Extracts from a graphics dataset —

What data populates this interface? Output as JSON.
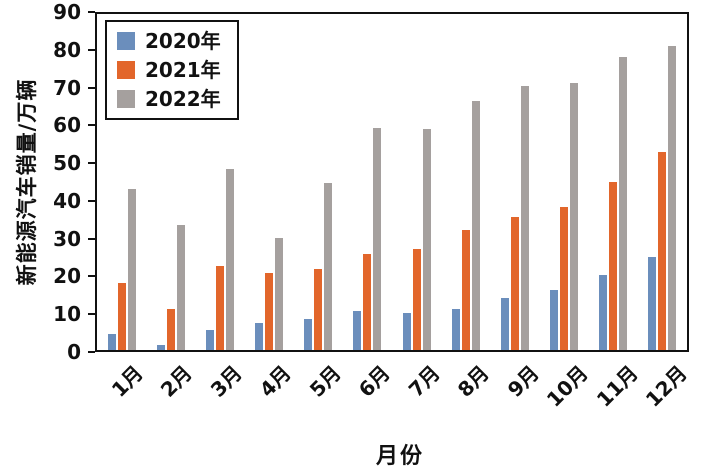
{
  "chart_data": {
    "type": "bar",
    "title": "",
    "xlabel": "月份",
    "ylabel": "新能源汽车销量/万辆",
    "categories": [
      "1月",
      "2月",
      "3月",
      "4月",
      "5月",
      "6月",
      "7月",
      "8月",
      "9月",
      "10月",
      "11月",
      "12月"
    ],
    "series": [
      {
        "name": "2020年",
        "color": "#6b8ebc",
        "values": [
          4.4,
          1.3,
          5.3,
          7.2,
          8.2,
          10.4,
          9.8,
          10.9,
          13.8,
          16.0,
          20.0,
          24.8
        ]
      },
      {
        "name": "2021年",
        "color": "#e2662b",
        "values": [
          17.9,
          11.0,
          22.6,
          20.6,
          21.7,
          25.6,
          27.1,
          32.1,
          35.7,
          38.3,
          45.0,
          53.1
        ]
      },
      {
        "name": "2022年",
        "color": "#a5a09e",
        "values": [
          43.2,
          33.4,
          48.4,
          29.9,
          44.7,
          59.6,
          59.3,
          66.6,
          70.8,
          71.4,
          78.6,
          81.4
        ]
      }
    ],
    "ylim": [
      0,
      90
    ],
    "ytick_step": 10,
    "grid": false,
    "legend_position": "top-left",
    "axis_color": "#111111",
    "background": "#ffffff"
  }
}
* * *
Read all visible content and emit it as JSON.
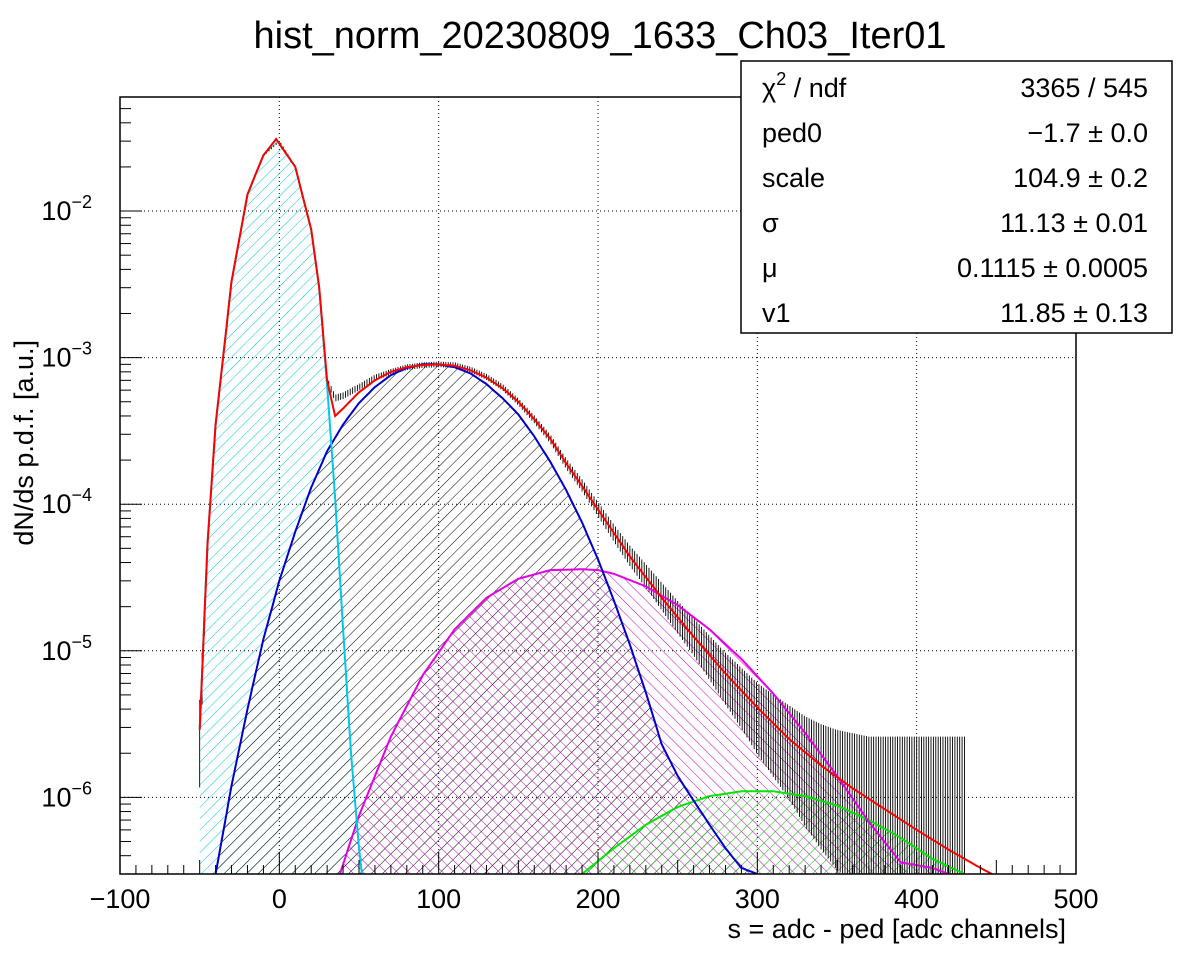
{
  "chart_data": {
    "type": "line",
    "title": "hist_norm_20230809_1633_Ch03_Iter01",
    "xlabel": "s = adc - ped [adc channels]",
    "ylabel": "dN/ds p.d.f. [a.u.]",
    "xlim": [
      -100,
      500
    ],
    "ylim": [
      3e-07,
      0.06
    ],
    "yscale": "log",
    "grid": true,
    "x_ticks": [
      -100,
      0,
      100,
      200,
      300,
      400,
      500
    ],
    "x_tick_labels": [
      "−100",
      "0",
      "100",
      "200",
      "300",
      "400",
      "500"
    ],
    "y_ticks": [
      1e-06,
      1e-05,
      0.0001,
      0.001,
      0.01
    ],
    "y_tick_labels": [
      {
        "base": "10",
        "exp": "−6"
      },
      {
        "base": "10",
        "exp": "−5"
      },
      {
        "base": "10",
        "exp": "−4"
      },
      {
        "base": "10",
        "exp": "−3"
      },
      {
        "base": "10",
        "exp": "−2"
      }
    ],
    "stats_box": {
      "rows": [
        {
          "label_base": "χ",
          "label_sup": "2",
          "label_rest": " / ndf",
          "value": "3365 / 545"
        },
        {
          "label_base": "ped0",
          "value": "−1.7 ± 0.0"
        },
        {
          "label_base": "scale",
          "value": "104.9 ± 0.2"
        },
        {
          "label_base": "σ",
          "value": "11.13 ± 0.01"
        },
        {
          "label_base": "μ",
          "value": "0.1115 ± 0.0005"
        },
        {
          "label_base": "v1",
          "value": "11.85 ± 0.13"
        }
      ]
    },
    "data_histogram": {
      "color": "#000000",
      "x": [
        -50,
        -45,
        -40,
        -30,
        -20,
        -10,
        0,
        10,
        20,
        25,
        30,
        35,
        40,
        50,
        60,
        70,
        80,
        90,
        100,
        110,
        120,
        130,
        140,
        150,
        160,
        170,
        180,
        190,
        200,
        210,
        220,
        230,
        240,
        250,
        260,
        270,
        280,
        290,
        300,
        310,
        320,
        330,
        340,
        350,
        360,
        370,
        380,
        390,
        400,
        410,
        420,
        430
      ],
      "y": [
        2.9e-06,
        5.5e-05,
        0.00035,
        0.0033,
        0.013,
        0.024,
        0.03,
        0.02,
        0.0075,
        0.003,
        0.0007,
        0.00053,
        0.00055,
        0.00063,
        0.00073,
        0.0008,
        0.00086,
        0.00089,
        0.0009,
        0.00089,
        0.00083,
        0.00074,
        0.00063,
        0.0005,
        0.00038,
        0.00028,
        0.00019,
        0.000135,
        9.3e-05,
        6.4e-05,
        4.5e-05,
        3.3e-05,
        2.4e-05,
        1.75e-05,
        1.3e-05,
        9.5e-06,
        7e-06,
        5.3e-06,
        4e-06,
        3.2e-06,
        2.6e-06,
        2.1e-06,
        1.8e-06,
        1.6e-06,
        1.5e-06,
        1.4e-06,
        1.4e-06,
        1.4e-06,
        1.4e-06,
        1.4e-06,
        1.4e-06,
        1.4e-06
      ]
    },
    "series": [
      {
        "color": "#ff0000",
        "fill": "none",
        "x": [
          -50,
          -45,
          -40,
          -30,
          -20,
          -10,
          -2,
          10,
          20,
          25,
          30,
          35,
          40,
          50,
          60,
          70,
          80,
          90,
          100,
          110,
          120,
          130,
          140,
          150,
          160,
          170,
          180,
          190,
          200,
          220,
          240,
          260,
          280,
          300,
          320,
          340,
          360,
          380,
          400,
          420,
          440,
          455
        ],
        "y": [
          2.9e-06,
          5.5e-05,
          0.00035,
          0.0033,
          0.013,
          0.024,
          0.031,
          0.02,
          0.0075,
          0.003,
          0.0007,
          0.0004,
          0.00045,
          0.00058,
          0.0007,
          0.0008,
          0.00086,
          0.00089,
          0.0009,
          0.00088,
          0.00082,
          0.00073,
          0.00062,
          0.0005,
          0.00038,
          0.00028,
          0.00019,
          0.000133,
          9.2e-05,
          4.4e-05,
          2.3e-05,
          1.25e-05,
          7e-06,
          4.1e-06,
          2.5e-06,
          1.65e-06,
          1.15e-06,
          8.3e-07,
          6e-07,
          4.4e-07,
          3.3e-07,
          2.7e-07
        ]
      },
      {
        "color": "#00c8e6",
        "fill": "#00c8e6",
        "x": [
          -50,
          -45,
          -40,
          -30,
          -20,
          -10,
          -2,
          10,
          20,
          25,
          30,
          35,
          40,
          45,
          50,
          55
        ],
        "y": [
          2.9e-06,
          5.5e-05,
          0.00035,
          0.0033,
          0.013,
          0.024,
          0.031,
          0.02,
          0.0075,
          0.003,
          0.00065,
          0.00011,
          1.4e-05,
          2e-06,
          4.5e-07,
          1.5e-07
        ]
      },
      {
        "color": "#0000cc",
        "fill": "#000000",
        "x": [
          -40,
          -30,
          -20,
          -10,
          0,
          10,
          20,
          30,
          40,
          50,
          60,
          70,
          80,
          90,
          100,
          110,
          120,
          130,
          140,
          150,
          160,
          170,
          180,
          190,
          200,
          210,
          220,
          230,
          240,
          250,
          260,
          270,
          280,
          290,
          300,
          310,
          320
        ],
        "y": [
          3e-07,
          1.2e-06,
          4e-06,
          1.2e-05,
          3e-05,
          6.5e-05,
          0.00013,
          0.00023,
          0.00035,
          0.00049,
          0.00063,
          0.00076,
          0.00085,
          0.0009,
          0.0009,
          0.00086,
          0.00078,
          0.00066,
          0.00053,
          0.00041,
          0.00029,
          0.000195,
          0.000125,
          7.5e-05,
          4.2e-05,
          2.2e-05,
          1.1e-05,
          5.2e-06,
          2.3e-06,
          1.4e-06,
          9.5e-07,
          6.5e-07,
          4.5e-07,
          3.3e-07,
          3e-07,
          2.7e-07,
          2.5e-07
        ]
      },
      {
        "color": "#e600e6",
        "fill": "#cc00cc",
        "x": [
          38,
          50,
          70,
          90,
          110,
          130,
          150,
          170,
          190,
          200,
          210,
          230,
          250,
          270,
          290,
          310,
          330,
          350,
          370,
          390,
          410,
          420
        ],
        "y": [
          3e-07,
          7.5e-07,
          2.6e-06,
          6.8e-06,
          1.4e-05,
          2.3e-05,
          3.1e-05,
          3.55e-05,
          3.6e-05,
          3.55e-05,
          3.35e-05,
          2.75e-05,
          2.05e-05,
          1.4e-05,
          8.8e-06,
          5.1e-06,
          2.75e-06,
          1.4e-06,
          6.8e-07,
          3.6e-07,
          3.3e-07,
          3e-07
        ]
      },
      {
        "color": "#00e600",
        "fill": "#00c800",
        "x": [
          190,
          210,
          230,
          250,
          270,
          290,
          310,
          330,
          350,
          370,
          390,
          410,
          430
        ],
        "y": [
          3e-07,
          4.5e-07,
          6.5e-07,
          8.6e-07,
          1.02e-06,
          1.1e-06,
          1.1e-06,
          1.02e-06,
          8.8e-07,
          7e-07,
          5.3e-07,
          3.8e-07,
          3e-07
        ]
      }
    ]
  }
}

Task statement — Pick out the lines that contain "ylabel" and copy them.

Result below —
    "ylabel": "新能源汽车销量/万辆",
    "ylabel": "dN/ds p.d.f. [a.u.]",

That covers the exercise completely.